PROBLEM STATEMENT:
For the copy, please give all of the data again exactly and leave the pictures out.
-------------------------
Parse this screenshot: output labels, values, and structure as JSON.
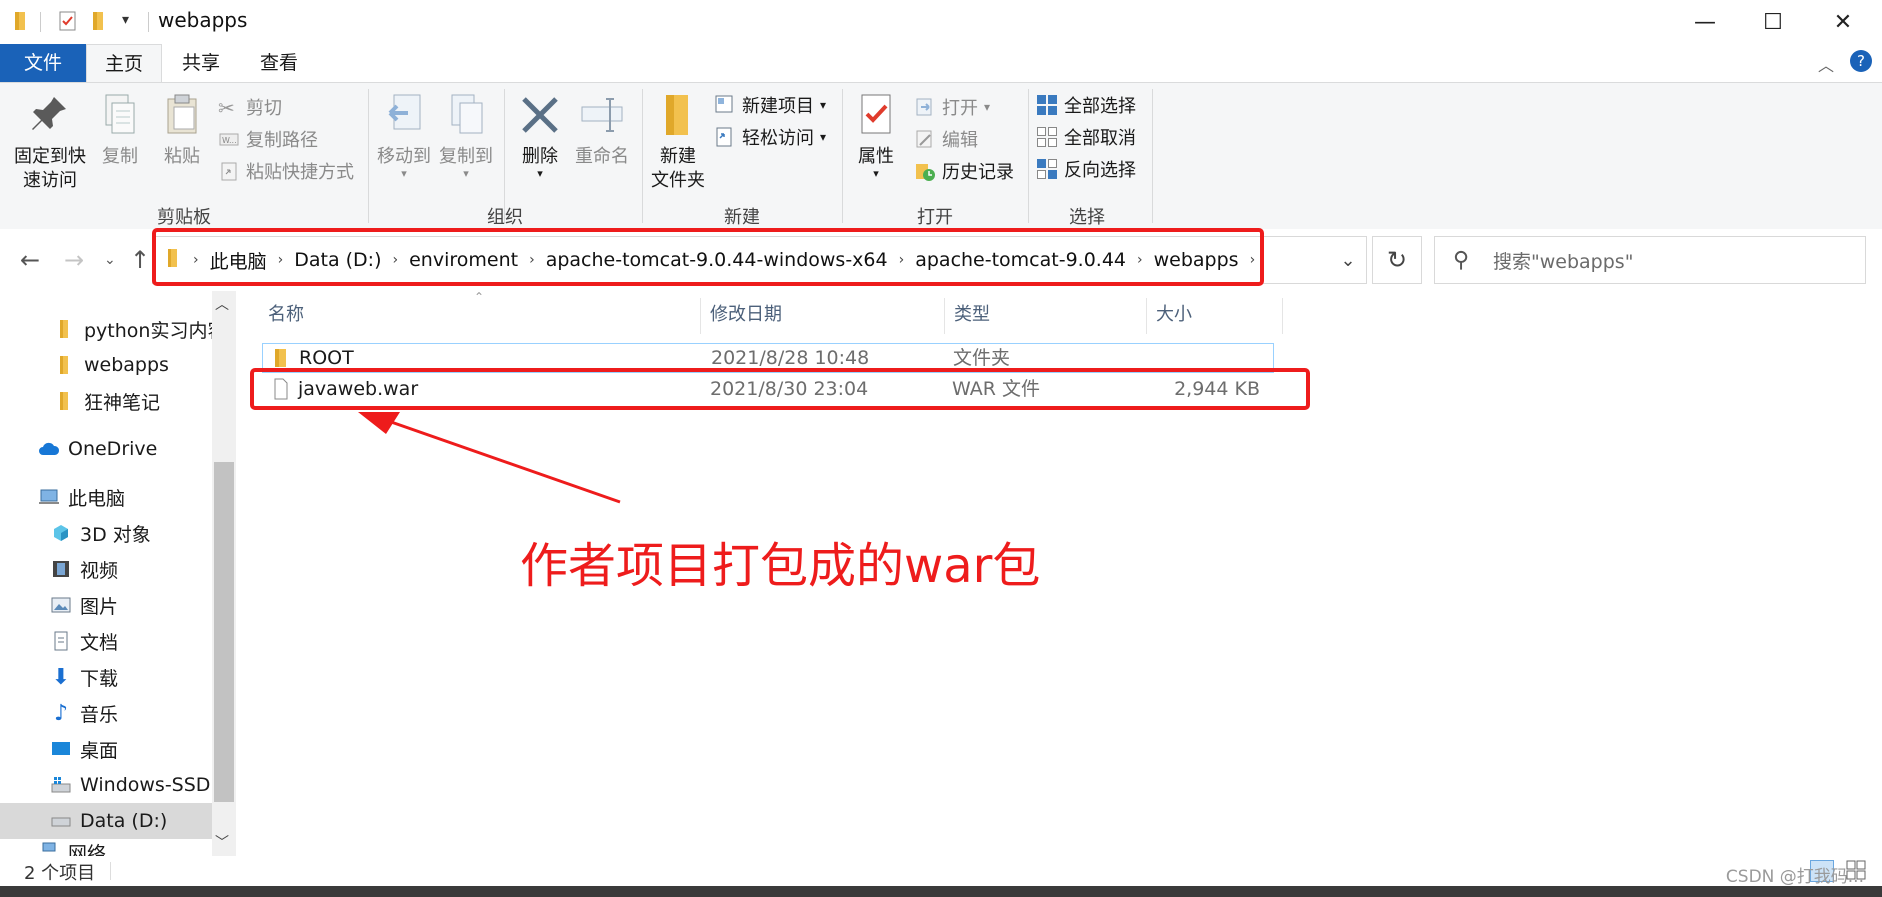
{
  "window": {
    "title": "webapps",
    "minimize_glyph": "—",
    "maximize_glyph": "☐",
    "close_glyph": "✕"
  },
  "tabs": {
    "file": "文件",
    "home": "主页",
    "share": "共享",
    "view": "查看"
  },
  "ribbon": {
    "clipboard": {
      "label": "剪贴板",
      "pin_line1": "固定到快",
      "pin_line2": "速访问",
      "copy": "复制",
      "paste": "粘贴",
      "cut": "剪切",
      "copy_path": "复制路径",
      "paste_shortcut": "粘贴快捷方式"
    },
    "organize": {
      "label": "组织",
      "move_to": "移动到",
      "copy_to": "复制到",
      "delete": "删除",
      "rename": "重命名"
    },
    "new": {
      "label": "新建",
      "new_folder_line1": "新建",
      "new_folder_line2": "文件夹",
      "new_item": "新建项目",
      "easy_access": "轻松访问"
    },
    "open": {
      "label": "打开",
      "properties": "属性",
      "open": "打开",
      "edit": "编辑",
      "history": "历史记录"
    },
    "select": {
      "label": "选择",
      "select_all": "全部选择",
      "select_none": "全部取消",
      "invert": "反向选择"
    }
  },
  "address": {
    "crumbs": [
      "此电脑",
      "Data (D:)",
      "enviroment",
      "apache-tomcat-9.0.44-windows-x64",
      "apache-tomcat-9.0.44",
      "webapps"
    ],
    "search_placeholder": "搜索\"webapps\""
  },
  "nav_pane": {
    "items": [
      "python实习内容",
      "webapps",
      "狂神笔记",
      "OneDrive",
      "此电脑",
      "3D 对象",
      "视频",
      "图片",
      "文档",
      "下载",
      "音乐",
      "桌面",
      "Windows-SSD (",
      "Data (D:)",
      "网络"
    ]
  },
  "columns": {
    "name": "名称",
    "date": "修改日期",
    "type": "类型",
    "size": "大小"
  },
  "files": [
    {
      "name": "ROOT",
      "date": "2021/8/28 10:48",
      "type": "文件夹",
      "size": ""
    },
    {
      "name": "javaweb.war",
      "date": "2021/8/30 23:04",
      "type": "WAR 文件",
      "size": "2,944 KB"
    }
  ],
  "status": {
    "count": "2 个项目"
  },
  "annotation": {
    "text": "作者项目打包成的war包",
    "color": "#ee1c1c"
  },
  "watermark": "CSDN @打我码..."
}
-------------------------
TASK OUTPUT:
Parse this screenshot: output labels, values, and structure as JSON.
{
  "window": {
    "title": "webapps",
    "minimize_glyph": "—",
    "maximize_glyph": "☐",
    "close_glyph": "✕"
  },
  "tabs": {
    "file": "文件",
    "home": "主页",
    "share": "共享",
    "view": "查看"
  },
  "ribbon": {
    "clipboard": {
      "label": "剪贴板",
      "pin_line1": "固定到快",
      "pin_line2": "速访问",
      "copy": "复制",
      "paste": "粘贴",
      "cut": "剪切",
      "copy_path": "复制路径",
      "paste_shortcut": "粘贴快捷方式"
    },
    "organize": {
      "label": "组织",
      "move_to": "移动到",
      "copy_to": "复制到",
      "delete": "删除",
      "rename": "重命名"
    },
    "new": {
      "label": "新建",
      "new_folder_line1": "新建",
      "new_folder_line2": "文件夹",
      "new_item": "新建项目",
      "easy_access": "轻松访问"
    },
    "open": {
      "label": "打开",
      "properties": "属性",
      "open": "打开",
      "edit": "编辑",
      "history": "历史记录"
    },
    "select": {
      "label": "选择",
      "select_all": "全部选择",
      "select_none": "全部取消",
      "invert": "反向选择"
    }
  },
  "address": {
    "crumbs": [
      "此电脑",
      "Data (D:)",
      "enviroment",
      "apache-tomcat-9.0.44-windows-x64",
      "apache-tomcat-9.0.44",
      "webapps"
    ],
    "search_placeholder": "搜索\"webapps\""
  },
  "nav_pane": {
    "items": [
      "python实习内容",
      "webapps",
      "狂神笔记",
      "OneDrive",
      "此电脑",
      "3D 对象",
      "视频",
      "图片",
      "文档",
      "下载",
      "音乐",
      "桌面",
      "Windows-SSD (",
      "Data (D:)",
      "网络"
    ]
  },
  "columns": {
    "name": "名称",
    "date": "修改日期",
    "type": "类型",
    "size": "大小"
  },
  "files": [
    {
      "name": "ROOT",
      "date": "2021/8/28 10:48",
      "type": "文件夹",
      "size": ""
    },
    {
      "name": "javaweb.war",
      "date": "2021/8/30 23:04",
      "type": "WAR 文件",
      "size": "2,944 KB"
    }
  ],
  "status": {
    "count": "2 个项目"
  },
  "annotation": {
    "text": "作者项目打包成的war包",
    "color": "#ee1c1c"
  },
  "watermark": "CSDN @打我码..."
}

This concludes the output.